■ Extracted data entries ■
####
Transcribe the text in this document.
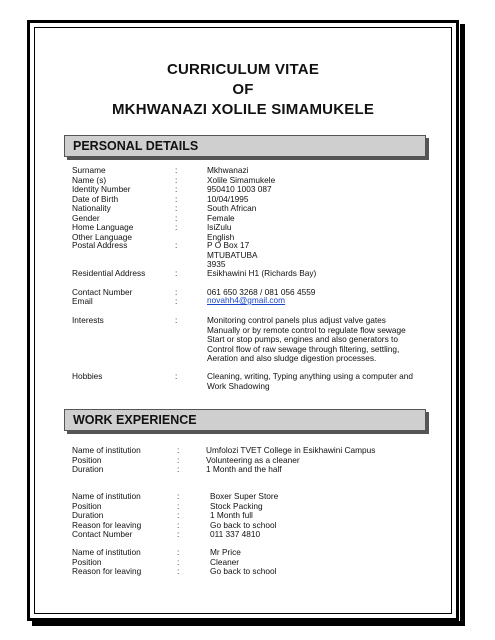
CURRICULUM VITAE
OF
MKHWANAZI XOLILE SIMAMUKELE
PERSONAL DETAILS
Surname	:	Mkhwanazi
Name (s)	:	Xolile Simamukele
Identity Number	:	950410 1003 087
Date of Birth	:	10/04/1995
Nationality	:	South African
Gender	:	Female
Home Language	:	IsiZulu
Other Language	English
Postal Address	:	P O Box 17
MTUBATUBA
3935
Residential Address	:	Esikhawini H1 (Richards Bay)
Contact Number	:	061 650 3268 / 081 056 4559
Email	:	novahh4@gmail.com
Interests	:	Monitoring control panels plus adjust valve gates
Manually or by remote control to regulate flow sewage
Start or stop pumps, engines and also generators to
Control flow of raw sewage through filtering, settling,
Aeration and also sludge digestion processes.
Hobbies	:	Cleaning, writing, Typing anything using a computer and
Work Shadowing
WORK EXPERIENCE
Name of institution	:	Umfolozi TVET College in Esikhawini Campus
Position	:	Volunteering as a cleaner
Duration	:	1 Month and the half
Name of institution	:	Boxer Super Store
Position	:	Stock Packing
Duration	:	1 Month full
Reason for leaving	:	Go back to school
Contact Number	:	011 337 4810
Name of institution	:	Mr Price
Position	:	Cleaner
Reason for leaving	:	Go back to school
####
■ Problem description ■
Repeat every record above exactly, but leave out any pictures.

■ Output of the exercise ■
Transcribe the text in this document.
CURRICULUM VITAE
OF
MKHWANAZI XOLILE SIMAMUKELE
PERSONAL DETAILS
Surname	:	Mkhwanazi
Name (s)	:	Xolile Simamukele
Identity Number	:	950410 1003 087
Date of Birth	:	10/04/1995
Nationality	:	South African
Gender	:	Female
Home Language	:	IsiZulu
Other Language	English
Postal Address	:	P O Box 17
MTUBATUBA
3935
Residential Address	:	Esikhawini H1 (Richards Bay)
Contact Number	:	061 650 3268 / 081 056 4559
Email	:	novahh4@gmail.com
Interests	:	Monitoring control panels plus adjust valve gates
Manually or by remote control to regulate flow sewage
Start or stop pumps, engines and also generators to
Control flow of raw sewage through filtering, settling,
Aeration and also sludge digestion processes.
Hobbies	:	Cleaning, writing, Typing anything using a computer and
Work Shadowing
WORK EXPERIENCE
Name of institution	:	Umfolozi TVET College in Esikhawini Campus
Position	:	Volunteering as a cleaner
Duration	:	1 Month and the half
Name of institution	:	Boxer Super Store
Position	:	Stock Packing
Duration	:	1 Month full
Reason for leaving	:	Go back to school
Contact Number	:	011 337 4810
Name of institution	:	Mr Price
Position	:	Cleaner
Reason for leaving	:	Go back to school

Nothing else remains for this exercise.